GOAL OF THE EXERCISE » Skip all pictures, then print the remaining material exactly.

● ● ● ●

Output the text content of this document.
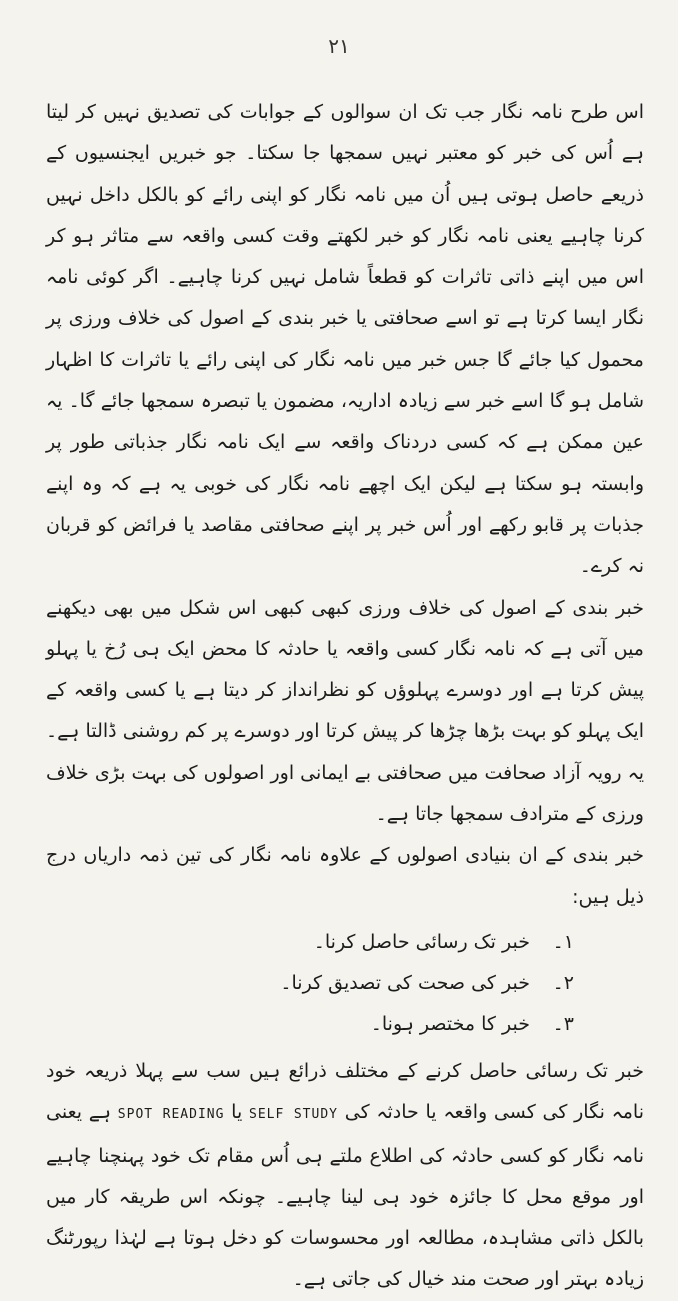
۲۱

اس طرح نامہ نگار جب تک ان سوالوں کے جوابات کی تصدیق نہیں کر لیتا ہے اُس کی خبر کو معتبر نہیں سمجھا جا سکتا۔ جو خبریں ایجنسیوں کے ذریعے حاصل ہوتی ہیں اُن میں نامہ نگار کو اپنی رائے کو بالکل داخل نہیں کرنا چاہیے یعنی نامہ نگار کو خبر لکھتے وقت کسی واقعہ سے متاثر ہو کر اس میں اپنے ذاتی تاثرات کو قطعاً شامل نہیں کرنا چاہیے۔ اگر کوئی نامہ نگار ایسا کرتا ہے تو اسے صحافتی یا خبر بندی کے اصول کی خلاف ورزی پر محمول کیا جائے گا جس خبر میں نامہ نگار کی اپنی رائے یا تاثرات کا اظہار شامل ہو گا اسے خبر سے زیادہ اداریہ، مضمون یا تبصرہ سمجھا جائے گا۔ یہ عین ممکن ہے کہ کسی دردناک واقعہ سے ایک نامہ نگار جذباتی طور پر وابستہ ہو سکتا ہے لیکن ایک اچھے نامہ نگار کی خوبی یہ ہے کہ وہ اپنے جذبات پر قابو رکھے اور اُس خبر پر اپنے صحافتی مقاصد یا فرائض کو قربان نہ کرے۔

خبر بندی کے اصول کی خلاف ورزی کبھی کبھی اس شکل میں بھی دیکھنے میں آتی ہے کہ نامہ نگار کسی واقعہ یا حادثہ کا محض ایک ہی رُخ یا پہلو پیش کرتا ہے اور دوسرے پہلوؤں کو نظرانداز کر دیتا ہے یا کسی واقعہ کے ایک پہلو کو بہت بڑھا چڑھا کر پیش کرتا اور دوسرے پر کم روشنی ڈالتا ہے۔ یہ رویہ آزاد صحافت میں صحافتی بے ایمانی اور اصولوں کی بہت بڑی خلاف ورزی کے مترادف سمجھا جاتا ہے۔

خبر بندی کے ان بنیادی اصولوں کے علاوہ نامہ نگار کی تین ذمہ داریاں درج ذیل ہیں:

١۔ خبر تک رسائی حاصل کرنا۔
۲۔ خبر کی صحت کی تصدیق کرنا۔
۳۔ خبر کا مختصر ہونا۔

خبر تک رسائی حاصل کرنے کے مختلف ذرائع ہیں سب سے پہلا ذریعہ خود نامہ نگار کی کسی واقعہ یا حادثہ کی SELF STUDY یا SPOT READING ہے یعنی نامہ نگار کو کسی حادثہ کی اطلاع ملتے ہی اُس مقام تک خود پہنچنا چاہیے اور موقع محل کا جائزہ خود ہی لینا چاہیے۔ چونکہ اس طریقہ کار میں بالکل ذاتی مشاہدہ، مطالعہ اور محسوسات کو دخل ہوتا ہے لہٰذا رپورٹنگ زیادہ بہتر اور صحت مند خیال کی جاتی ہے۔
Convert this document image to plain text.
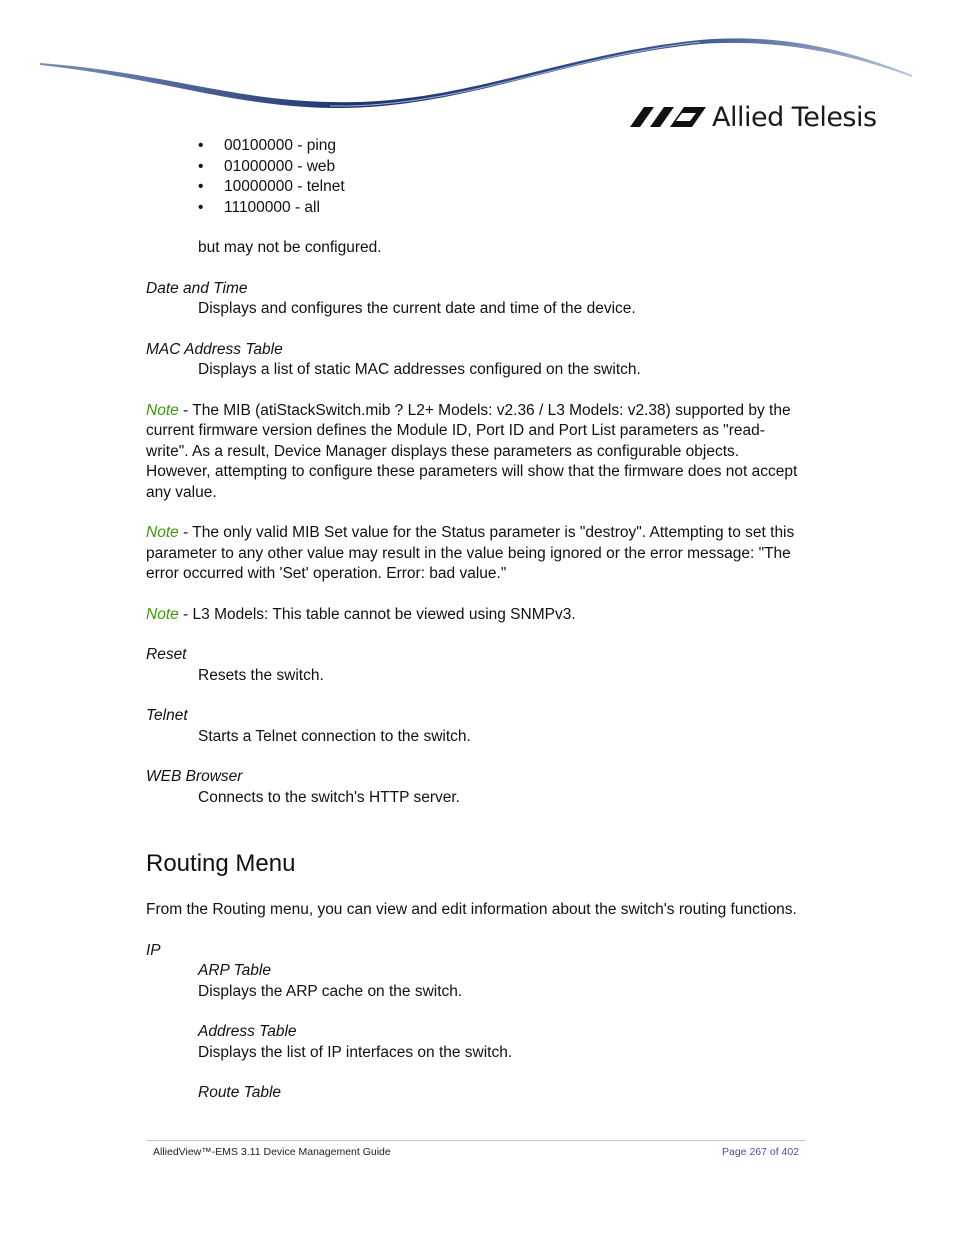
Allied Telesis
• 00100000 - ping
• 01000000 - web
• 10000000 - telnet
• 11100000 - all

but may not be configured.

Date and Time

Displays and configures the current date and time of the device.

MAC Address Table

Displays a list of static MAC addresses configured on the switch.

Note - The MIB (atiStackSwitch.mib ? L2+ Models: v2.36 / L3 Models: v2.38) supported by the current firmware version defines the Module ID, Port ID and Port List parameters as "read-write". As a result, Device Manager displays these parameters as configurable objects. However, attempting to configure these parameters will show that the firmware does not accept any value.

Note - The only valid MIB Set value for the Status parameter is "destroy". Attempting to set this parameter to any other value may result in the value being ignored or the error message: "The error occurred with 'Set' operation. Error: bad value."

Note - L3 Models: This table cannot be viewed using SNMPv3.

Reset

Resets the switch.

Telnet

Starts a Telnet connection to the switch.

WEB Browser

Connects to the switch's HTTP server.

Routing Menu

From the Routing menu, you can view and edit information about the switch's routing functions.

IP

ARP Table

Displays the ARP cache on the switch.

Address Table

Displays the list of IP interfaces on the switch.

Route Table

AlliedView™-EMS 3.11 Device Management Guide	Page 267 of 402
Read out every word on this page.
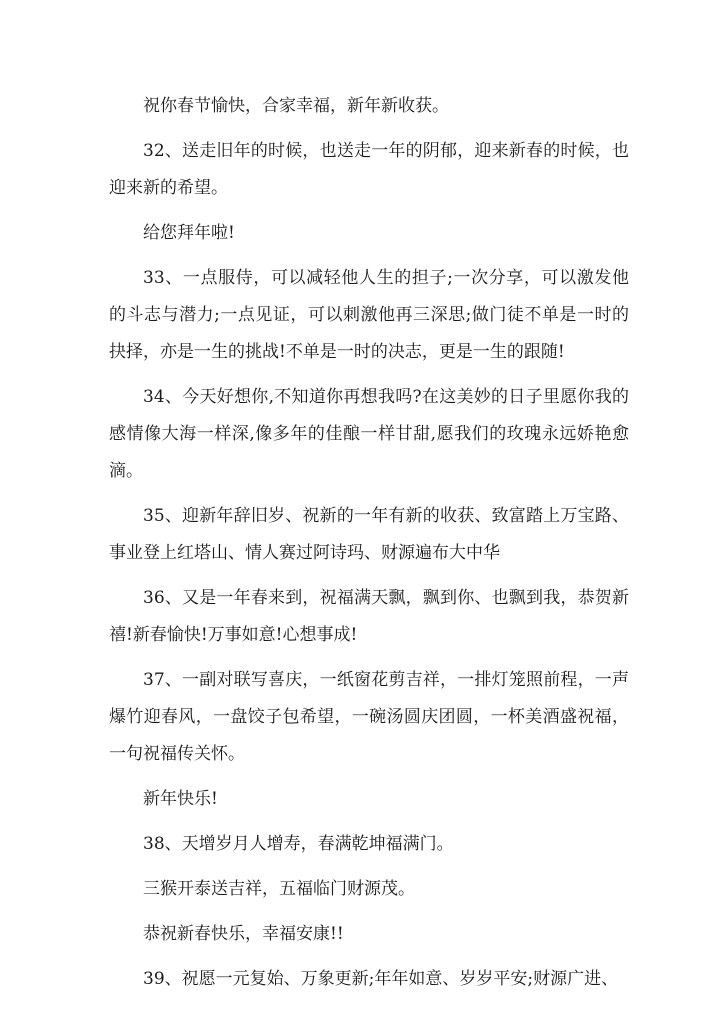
祝你春节愉快，合家幸福，新年新收获。

32、送走旧年的时候，也送走一年的阴郁，迎来新春的时候，也迎来新的希望。

给您拜年啦!

33、一点服侍，可以减轻他人生的担子;一次分享，可以激发他的斗志与潜力;一点见证，可以刺激他再三深思;做门徒不单是一时的抉择，亦是一生的挑战!不单是一时的决志，更是一生的跟随!

34、今天好想你,不知道你再想我吗?在这美妙的日子里愿你我的感情像大海一样深,像多年的佳酿一样甘甜,愿我们的玫瑰永远娇艳愈滴。

35、迎新年辞旧岁、祝新的一年有新的收获、致富踏上万宝路、事业登上红塔山、情人赛过阿诗玛、财源遍布大中华

36、又是一年春来到，祝福满天飘，飘到你、也飘到我，恭贺新禧!新春愉快!万事如意!心想事成!

37、一副对联写喜庆，一纸窗花剪吉祥，一排灯笼照前程，一声爆竹迎春风，一盘饺子包希望，一碗汤圆庆团圆，一杯美酒盛祝福，一句祝福传关怀。

新年快乐!

38、天增岁月人增寿，春满乾坤福满门。

三猴开泰送吉祥，五福临门财源茂。

恭祝新春快乐，幸福安康!!

39、祝愿一元复始、万象更新;年年如意、岁岁平安;财源广进、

● ● ● ●

COMPLETED EXERCISE »
Output the text content of this document.
۲۱

اس طرح نامہ نگار جب تک ان سوالوں کے جوابات کی تصدیق نہیں کر لیتا ہے اُس کی خبر کو معتبر نہیں سمجھا جا سکتا۔ جو خبریں ایجنسیوں کے ذریعے حاصل ہوتی ہیں اُن میں نامہ نگار کو اپنی رائے کو بالکل داخل نہیں کرنا چاہیے یعنی نامہ نگار کو خبر لکھتے وقت کسی واقعہ سے متاثر ہو کر اس میں اپنے ذاتی تاثرات کو قطعاً شامل نہیں کرنا چاہیے۔ اگر کوئی نامہ نگار ایسا کرتا ہے تو اسے صحافتی یا خبر بندی کے اصول کی خلاف ورزی پر محمول کیا جائے گا جس خبر میں نامہ نگار کی اپنی رائے یا تاثرات کا اظہار شامل ہو گا اسے خبر سے زیادہ اداریہ، مضمون یا تبصرہ سمجھا جائے گا۔ یہ عین ممکن ہے کہ کسی دردناک واقعہ سے ایک نامہ نگار جذباتی طور پر وابستہ ہو سکتا ہے لیکن ایک اچھے نامہ نگار کی خوبی یہ ہے کہ وہ اپنے جذبات پر قابو رکھے اور اُس خبر پر اپنے صحافتی مقاصد یا فرائض کو قربان نہ کرے۔

خبر بندی کے اصول کی خلاف ورزی کبھی کبھی اس شکل میں بھی دیکھنے میں آتی ہے کہ نامہ نگار کسی واقعہ یا حادثہ کا محض ایک ہی رُخ یا پہلو پیش کرتا ہے اور دوسرے پہلوؤں کو نظرانداز کر دیتا ہے یا کسی واقعہ کے ایک پہلو کو بہت بڑھا چڑھا کر پیش کرتا اور دوسرے پر کم روشنی ڈالتا ہے۔ یہ رویہ آزاد صحافت میں صحافتی بے ایمانی اور اصولوں کی بہت بڑی خلاف ورزی کے مترادف سمجھا جاتا ہے۔

خبر بندی کے ان بنیادی اصولوں کے علاوہ نامہ نگار کی تین ذمہ داریاں درج ذیل ہیں:

١۔ خبر تک رسائی حاصل کرنا۔
۲۔ خبر کی صحت کی تصدیق کرنا۔
۳۔ خبر کا مختصر ہونا۔

خبر تک رسائی حاصل کرنے کے مختلف ذرائع ہیں سب سے پہلا ذریعہ خود نامہ نگار کی کسی واقعہ یا حادثہ کی SELF STUDY یا SPOT READING ہے یعنی نامہ نگار کو کسی حادثہ کی اطلاع ملتے ہی اُس مقام تک خود پہنچنا چاہیے اور موقع محل کا جائزہ خود ہی لینا چاہیے۔ چونکہ اس طریقہ کار میں بالکل ذاتی مشاہدہ، مطالعہ اور محسوسات کو دخل ہوتا ہے لہٰذا رپورٹنگ زیادہ بہتر اور صحت مند خیال کی جاتی ہے۔
Convert this document image to plain text.
Allied Telesis
• 00100000 - ping
• 01000000 - web
• 10000000 - telnet
• 11100000 - all

but may not be configured.

Date and Time

Displays and configures the current date and time of the device.

MAC Address Table

Displays a list of static MAC addresses configured on the switch.

Note - The MIB (atiStackSwitch.mib ? L2+ Models: v2.36 / L3 Models: v2.38) supported by the current firmware version defines the Module ID, Port ID and Port List parameters as "read-write". As a result, Device Manager displays these parameters as configurable objects. However, attempting to configure these parameters will show that the firmware does not accept any value.

Note - The only valid MIB Set value for the Status parameter is "destroy". Attempting to set this parameter to any other value may result in the value being ignored or the error message: "The error occurred with 'Set' operation. Error: bad value."

Note - L3 Models: This table cannot be viewed using SNMPv3.

Reset

Resets the switch.

Telnet

Starts a Telnet connection to the switch.

WEB Browser

Connects to the switch's HTTP server.

Routing Menu

From the Routing menu, you can view and edit information about the switch's routing functions.

IP

ARP Table

Displays the ARP cache on the switch.

Address Table

Displays the list of IP interfaces on the switch.

Route Table

AlliedView™-EMS 3.11 Device Management Guide	Page 267 of 402
Read out every word on this page.
祝你春节愉快，合家幸福，新年新收获。

32、送走旧年的时候，也送走一年的阴郁，迎来新春的时候，也迎来新的希望。

给您拜年啦!

33、一点服侍，可以减轻他人生的担子;一次分享，可以激发他的斗志与潜力;一点见证，可以刺激他再三深思;做门徒不单是一时的抉择，亦是一生的挑战!不单是一时的决志，更是一生的跟随!

34、今天好想你,不知道你再想我吗?在这美妙的日子里愿你我的感情像大海一样深,像多年的佳酿一样甘甜,愿我们的玫瑰永远娇艳愈滴。

35、迎新年辞旧岁、祝新的一年有新的收获、致富踏上万宝路、事业登上红塔山、情人赛过阿诗玛、财源遍布大中华

36、又是一年春来到，祝福满天飘，飘到你、也飘到我，恭贺新禧!新春愉快!万事如意!心想事成!

37、一副对联写喜庆，一纸窗花剪吉祥，一排灯笼照前程，一声爆竹迎春风，一盘饺子包希望，一碗汤圆庆团圆，一杯美酒盛祝福，一句祝福传关怀。

新年快乐!

38、天增岁月人增寿，春满乾坤福满门。

三猴开泰送吉祥，五福临门财源茂。

恭祝新春快乐，幸福安康!!

39、祝愿一元复始、万象更新;年年如意、岁岁平安;财源广进、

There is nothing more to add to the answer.